» Goal of the exercise
Output the full listing word for word.

╭──

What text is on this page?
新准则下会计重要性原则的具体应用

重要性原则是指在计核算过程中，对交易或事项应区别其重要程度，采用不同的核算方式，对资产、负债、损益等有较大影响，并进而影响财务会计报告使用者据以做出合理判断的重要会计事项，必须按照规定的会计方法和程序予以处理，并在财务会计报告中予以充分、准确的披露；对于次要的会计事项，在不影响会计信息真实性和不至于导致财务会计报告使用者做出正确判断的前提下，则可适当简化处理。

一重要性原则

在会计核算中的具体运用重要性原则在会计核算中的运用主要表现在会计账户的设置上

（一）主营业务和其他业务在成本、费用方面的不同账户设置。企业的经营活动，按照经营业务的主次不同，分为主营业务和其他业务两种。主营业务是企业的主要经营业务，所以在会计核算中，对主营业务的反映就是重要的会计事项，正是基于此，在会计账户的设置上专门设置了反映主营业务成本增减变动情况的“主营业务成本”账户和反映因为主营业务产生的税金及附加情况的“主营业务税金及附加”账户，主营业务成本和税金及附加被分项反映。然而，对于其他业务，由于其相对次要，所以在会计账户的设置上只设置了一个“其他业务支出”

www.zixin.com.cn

╰──

» Exercise solution
What text is on this page?
新准则下会计重要性原则的具体应用

重要性原则是指在计核算过程中，对交易或事项应区别其重要程度，采用不同的核算方式，对资产、负债、损益等有较大影响，并进而影响财务会计报告使用者据以做出合理判断的重要会计事项，必须按照规定的会计方法和程序予以处理，并在财务会计报告中予以充分、准确的披露；对于次要的会计事项，在不影响会计信息真实性和不至于导致财务会计报告使用者做出正确判断的前提下，则可适当简化处理。

一重要性原则

在会计核算中的具体运用重要性原则在会计核算中的运用主要表现在会计账户的设置上

（一）主营业务和其他业务在成本、费用方面的不同账户设置。企业的经营活动，按照经营业务的主次不同，分为主营业务和其他业务两种。主营业务是企业的主要经营业务，所以在会计核算中，对主营业务的反映就是重要的会计事项，正是基于此，在会计账户的设置上专门设置了反映主营业务成本增减变动情况的“主营业务成本”账户和反映因为主营业务产生的税金及附加情况的“主营业务税金及附加”账户，主营业务成本和税金及附加被分项反映。然而，对于其他业务，由于其相对次要，所以在会计账户的设置上只设置了一个“其他业务支出”

www.zixin.com.cn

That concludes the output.